## Begin EXERCISE INPUT

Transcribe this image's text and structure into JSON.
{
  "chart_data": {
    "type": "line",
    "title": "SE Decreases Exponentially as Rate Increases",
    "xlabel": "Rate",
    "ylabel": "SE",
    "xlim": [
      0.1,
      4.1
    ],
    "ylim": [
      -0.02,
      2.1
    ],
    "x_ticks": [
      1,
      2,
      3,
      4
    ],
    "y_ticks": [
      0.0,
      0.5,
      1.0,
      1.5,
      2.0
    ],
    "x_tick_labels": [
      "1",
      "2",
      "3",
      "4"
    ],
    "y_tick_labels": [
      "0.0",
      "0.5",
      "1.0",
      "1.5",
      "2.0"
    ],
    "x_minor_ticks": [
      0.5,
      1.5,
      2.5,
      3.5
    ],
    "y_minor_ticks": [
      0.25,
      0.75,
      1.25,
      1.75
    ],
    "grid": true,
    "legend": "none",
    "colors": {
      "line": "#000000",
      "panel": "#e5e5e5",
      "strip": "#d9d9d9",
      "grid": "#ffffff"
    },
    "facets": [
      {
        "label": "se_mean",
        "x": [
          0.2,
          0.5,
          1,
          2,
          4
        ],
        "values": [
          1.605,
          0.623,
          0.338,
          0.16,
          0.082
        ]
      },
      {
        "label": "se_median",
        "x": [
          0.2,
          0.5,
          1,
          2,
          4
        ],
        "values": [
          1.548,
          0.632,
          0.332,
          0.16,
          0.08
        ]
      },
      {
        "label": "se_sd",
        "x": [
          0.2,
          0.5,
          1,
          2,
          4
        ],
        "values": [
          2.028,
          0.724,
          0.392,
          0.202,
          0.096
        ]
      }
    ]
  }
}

## End EXERCISE INPUT

■ GOAL
Reproduce every line of the material above exactly.

■ COMPLETED TASK
Transcribe this image's text and structure into JSON.
{
  "chart_data": {
    "type": "line",
    "title": "SE Decreases Exponentially as Rate Increases",
    "xlabel": "Rate",
    "ylabel": "SE",
    "xlim": [
      0.1,
      4.1
    ],
    "ylim": [
      -0.02,
      2.1
    ],
    "x_ticks": [
      1,
      2,
      3,
      4
    ],
    "y_ticks": [
      0.0,
      0.5,
      1.0,
      1.5,
      2.0
    ],
    "x_tick_labels": [
      "1",
      "2",
      "3",
      "4"
    ],
    "y_tick_labels": [
      "0.0",
      "0.5",
      "1.0",
      "1.5",
      "2.0"
    ],
    "x_minor_ticks": [
      0.5,
      1.5,
      2.5,
      3.5
    ],
    "y_minor_ticks": [
      0.25,
      0.75,
      1.25,
      1.75
    ],
    "grid": true,
    "legend": "none",
    "colors": {
      "line": "#000000",
      "panel": "#e5e5e5",
      "strip": "#d9d9d9",
      "grid": "#ffffff"
    },
    "facets": [
      {
        "label": "se_mean",
        "x": [
          0.2,
          0.5,
          1,
          2,
          4
        ],
        "values": [
          1.605,
          0.623,
          0.338,
          0.16,
          0.082
        ]
      },
      {
        "label": "se_median",
        "x": [
          0.2,
          0.5,
          1,
          2,
          4
        ],
        "values": [
          1.548,
          0.632,
          0.332,
          0.16,
          0.08
        ]
      },
      {
        "label": "se_sd",
        "x": [
          0.2,
          0.5,
          1,
          2,
          4
        ],
        "values": [
          2.028,
          0.724,
          0.392,
          0.202,
          0.096
        ]
      }
    ]
  }
}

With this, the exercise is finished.